Brief:
Count the lines below that contain "night". Give only the number.

Given records:
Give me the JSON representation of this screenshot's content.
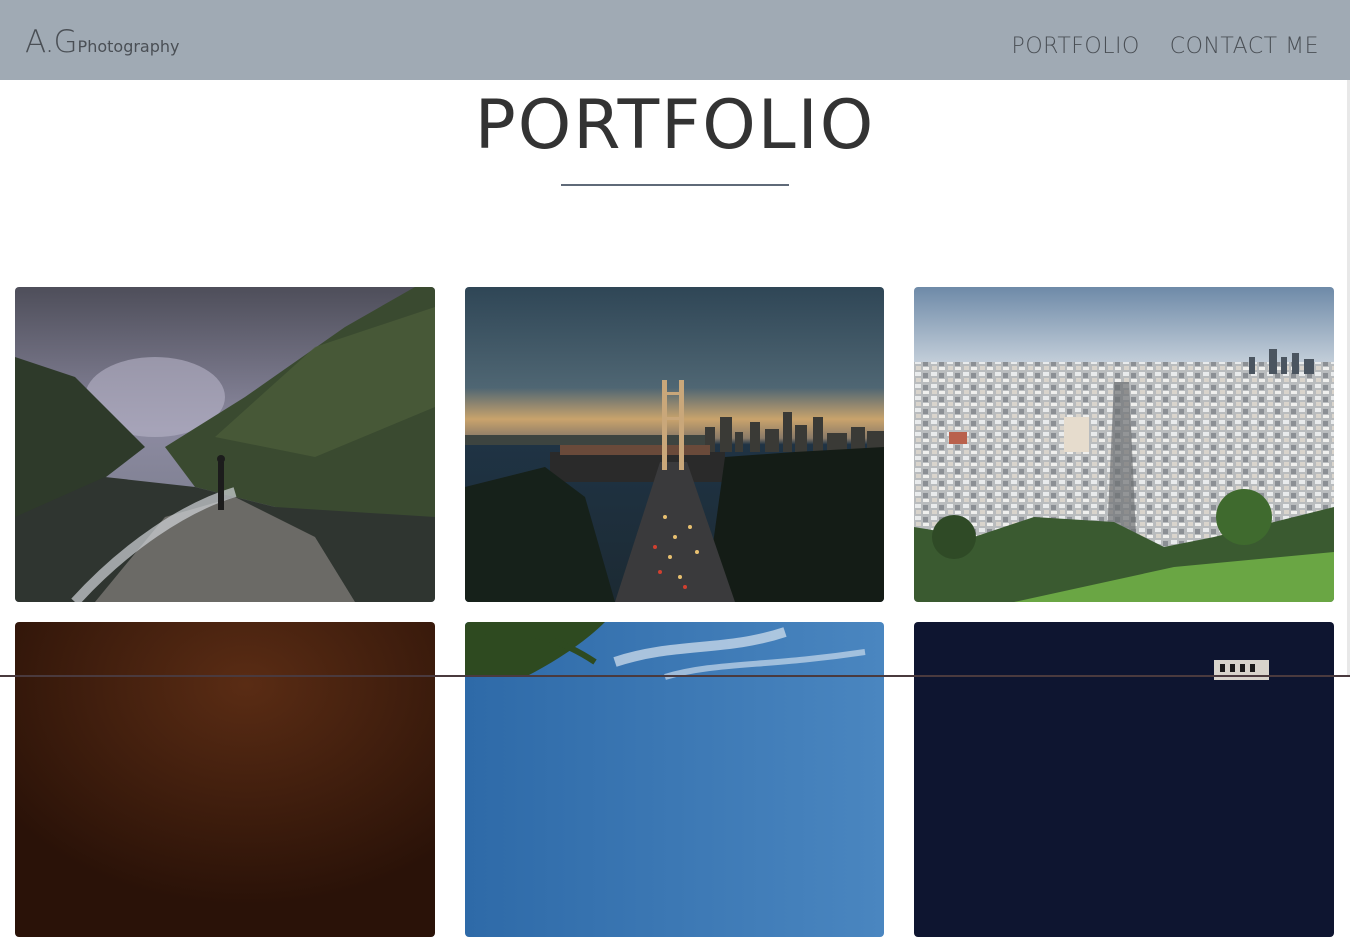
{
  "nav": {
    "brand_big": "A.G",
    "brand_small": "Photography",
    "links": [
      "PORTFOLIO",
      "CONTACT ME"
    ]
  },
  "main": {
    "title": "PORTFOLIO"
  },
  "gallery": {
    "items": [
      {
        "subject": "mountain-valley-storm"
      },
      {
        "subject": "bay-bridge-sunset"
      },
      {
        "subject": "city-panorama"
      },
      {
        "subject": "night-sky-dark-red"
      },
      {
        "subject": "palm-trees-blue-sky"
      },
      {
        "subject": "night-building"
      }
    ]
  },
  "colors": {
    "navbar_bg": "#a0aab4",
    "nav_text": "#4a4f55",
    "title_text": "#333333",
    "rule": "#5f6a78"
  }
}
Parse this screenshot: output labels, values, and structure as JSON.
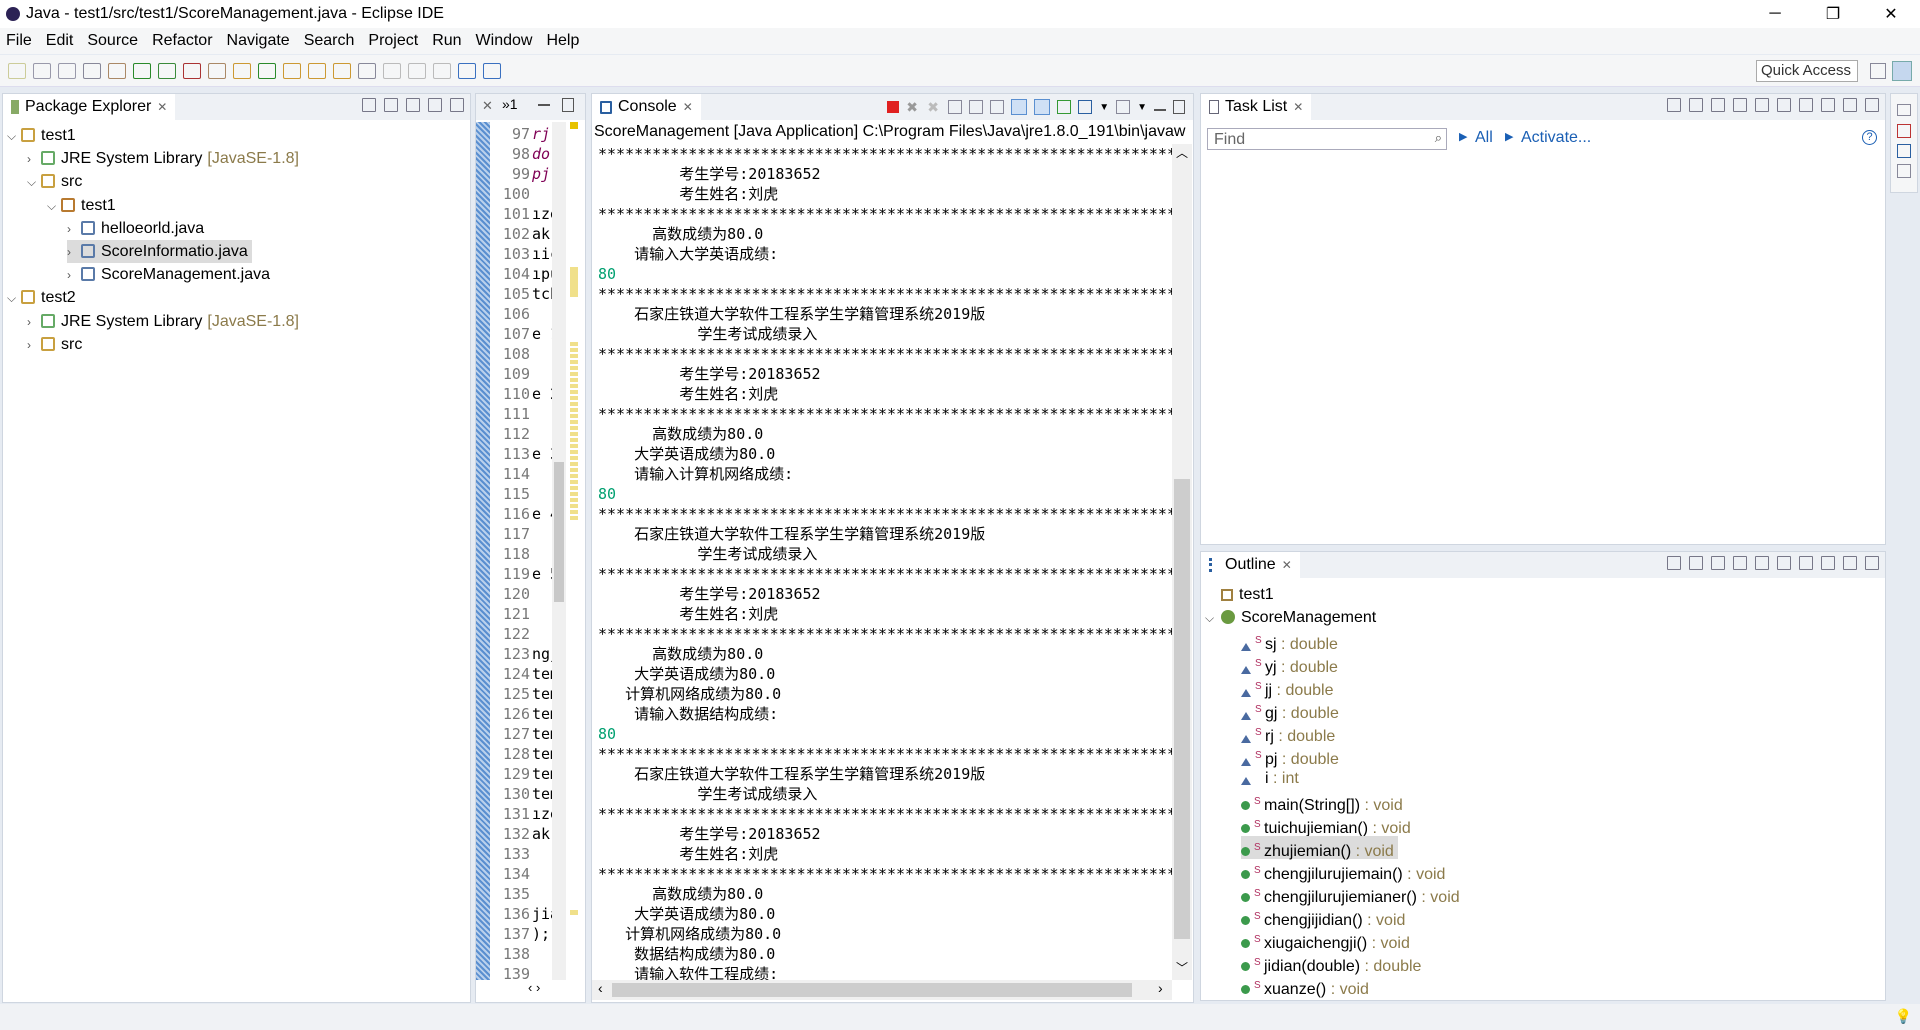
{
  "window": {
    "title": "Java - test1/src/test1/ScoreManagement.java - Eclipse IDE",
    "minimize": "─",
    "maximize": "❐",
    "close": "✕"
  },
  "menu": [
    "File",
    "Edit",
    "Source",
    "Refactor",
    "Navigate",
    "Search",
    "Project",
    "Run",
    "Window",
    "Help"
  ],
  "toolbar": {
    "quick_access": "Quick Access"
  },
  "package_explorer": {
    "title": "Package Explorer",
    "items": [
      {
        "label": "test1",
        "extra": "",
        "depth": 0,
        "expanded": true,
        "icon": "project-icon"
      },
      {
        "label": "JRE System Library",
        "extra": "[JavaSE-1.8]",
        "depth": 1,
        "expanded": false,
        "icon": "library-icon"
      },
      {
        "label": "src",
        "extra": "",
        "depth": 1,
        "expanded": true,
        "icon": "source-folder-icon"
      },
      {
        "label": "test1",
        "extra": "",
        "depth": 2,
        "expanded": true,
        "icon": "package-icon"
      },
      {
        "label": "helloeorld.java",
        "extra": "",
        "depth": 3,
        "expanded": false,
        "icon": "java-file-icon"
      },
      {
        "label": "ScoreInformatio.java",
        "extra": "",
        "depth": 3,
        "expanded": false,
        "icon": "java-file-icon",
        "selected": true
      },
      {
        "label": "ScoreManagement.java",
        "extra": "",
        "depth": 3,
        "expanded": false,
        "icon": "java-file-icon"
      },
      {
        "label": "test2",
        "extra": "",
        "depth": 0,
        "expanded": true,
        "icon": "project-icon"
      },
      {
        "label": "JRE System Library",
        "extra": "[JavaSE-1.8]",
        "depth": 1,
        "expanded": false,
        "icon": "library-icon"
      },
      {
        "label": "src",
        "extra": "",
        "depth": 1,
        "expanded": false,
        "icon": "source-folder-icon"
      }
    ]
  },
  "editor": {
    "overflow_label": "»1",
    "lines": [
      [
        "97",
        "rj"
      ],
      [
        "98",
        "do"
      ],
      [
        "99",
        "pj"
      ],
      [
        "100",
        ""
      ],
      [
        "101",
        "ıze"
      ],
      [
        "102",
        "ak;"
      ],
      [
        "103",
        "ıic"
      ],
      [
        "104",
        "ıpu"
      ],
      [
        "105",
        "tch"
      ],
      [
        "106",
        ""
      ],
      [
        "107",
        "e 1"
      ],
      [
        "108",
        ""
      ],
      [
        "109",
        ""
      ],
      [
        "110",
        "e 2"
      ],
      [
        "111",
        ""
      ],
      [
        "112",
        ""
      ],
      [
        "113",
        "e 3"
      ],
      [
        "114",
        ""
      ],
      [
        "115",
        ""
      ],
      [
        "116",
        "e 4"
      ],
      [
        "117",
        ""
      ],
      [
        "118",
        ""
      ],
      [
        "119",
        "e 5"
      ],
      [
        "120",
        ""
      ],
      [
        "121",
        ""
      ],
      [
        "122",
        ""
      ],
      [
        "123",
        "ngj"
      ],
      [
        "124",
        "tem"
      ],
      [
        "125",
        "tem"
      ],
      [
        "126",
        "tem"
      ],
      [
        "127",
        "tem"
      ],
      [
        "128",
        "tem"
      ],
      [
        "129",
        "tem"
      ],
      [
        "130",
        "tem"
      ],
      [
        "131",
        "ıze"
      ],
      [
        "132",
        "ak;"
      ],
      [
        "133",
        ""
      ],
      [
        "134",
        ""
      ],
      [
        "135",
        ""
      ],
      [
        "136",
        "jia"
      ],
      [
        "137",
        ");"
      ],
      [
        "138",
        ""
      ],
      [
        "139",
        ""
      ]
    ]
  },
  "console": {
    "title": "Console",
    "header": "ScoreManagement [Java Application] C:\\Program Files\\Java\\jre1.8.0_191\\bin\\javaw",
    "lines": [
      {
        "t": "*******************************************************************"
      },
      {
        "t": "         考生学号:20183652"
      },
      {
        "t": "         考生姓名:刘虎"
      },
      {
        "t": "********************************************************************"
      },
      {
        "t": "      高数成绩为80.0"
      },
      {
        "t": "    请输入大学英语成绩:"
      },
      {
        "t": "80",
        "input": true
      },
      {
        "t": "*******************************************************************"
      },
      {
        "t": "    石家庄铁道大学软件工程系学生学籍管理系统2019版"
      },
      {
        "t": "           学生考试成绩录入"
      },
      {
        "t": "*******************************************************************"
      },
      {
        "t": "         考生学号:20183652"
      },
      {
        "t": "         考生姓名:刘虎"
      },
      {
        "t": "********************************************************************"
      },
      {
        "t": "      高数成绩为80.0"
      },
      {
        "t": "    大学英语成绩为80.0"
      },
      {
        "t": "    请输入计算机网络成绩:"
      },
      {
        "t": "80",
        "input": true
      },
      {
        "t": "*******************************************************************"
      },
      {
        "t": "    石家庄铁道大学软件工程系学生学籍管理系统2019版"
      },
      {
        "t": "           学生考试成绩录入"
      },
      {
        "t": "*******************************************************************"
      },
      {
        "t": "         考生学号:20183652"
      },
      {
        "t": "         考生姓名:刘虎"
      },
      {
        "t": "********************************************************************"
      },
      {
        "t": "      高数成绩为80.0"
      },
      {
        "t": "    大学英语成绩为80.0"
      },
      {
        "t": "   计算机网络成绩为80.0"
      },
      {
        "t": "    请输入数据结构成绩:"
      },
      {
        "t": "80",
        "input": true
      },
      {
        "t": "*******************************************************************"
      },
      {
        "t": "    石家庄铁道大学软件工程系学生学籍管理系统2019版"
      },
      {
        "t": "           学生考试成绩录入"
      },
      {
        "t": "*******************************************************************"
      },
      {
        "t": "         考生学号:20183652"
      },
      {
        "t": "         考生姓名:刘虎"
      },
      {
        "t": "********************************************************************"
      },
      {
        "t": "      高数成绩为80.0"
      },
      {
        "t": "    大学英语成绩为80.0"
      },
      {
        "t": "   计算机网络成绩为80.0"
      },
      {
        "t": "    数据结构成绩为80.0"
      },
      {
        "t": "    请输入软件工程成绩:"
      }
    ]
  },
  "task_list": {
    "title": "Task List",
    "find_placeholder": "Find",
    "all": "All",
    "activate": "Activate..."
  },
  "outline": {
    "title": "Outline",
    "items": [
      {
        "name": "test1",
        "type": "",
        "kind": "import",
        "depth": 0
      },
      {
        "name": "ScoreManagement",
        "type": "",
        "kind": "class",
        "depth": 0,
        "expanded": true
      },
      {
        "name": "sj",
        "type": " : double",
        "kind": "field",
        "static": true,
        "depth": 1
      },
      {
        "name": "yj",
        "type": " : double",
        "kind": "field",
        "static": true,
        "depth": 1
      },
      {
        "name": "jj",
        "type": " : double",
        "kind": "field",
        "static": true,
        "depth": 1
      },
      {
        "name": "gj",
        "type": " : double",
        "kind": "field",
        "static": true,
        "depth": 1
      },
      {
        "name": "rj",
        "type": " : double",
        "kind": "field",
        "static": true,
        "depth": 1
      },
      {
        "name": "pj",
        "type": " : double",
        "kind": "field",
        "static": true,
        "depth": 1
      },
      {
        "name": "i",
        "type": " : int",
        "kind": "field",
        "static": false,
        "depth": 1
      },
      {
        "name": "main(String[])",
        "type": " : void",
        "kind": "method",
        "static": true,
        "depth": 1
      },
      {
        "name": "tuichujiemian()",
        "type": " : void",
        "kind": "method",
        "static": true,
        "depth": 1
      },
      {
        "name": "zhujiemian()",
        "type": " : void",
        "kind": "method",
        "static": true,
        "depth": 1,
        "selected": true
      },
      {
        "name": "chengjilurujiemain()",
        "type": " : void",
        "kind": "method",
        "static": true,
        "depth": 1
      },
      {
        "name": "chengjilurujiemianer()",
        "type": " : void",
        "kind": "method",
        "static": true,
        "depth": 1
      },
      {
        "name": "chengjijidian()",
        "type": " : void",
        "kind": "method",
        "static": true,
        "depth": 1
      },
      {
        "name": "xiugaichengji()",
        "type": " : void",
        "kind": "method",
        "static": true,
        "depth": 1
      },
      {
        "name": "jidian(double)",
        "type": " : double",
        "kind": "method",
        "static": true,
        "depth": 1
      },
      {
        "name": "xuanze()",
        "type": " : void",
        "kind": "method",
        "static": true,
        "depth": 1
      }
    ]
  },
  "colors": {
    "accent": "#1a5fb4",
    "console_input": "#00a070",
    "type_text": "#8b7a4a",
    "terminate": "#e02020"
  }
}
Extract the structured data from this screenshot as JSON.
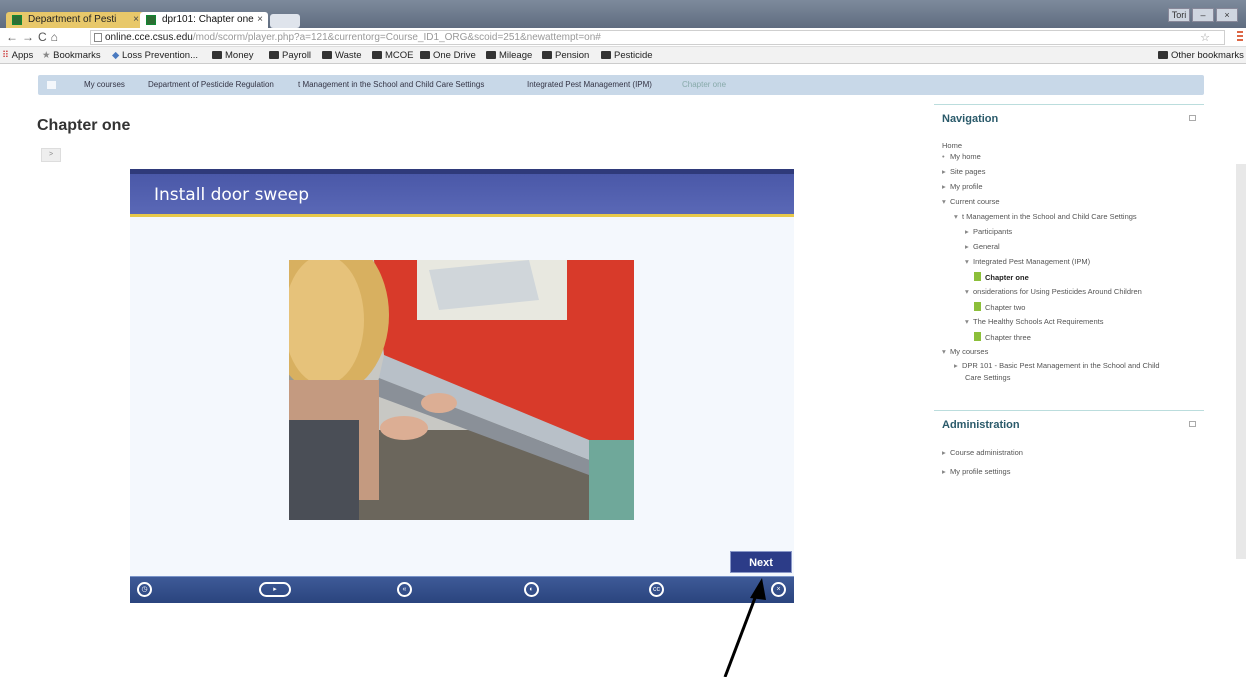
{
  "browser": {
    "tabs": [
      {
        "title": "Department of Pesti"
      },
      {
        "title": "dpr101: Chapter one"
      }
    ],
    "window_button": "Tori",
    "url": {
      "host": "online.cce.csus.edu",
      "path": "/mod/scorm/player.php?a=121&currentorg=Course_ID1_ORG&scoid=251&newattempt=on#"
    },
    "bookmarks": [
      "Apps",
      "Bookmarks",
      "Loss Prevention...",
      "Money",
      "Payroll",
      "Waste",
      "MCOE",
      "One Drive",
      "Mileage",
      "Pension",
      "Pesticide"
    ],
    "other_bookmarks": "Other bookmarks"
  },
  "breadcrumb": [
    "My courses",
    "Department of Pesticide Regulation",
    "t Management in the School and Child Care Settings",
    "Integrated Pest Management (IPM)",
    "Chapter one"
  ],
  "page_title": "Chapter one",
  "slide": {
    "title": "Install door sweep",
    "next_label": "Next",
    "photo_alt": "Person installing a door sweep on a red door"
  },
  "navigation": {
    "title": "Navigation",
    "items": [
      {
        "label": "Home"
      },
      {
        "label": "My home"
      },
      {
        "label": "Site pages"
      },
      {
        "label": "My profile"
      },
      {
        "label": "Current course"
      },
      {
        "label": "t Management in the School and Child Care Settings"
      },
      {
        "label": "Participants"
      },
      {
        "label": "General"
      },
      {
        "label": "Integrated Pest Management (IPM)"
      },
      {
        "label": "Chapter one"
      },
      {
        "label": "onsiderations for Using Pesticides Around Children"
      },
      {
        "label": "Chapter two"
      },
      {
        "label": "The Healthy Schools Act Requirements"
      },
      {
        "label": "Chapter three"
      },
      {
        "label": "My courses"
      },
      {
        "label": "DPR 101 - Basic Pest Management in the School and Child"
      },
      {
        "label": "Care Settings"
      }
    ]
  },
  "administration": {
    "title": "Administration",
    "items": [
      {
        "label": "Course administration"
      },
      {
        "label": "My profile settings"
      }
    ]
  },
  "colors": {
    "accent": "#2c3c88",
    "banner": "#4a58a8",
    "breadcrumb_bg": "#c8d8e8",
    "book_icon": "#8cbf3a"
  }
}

Task response:
2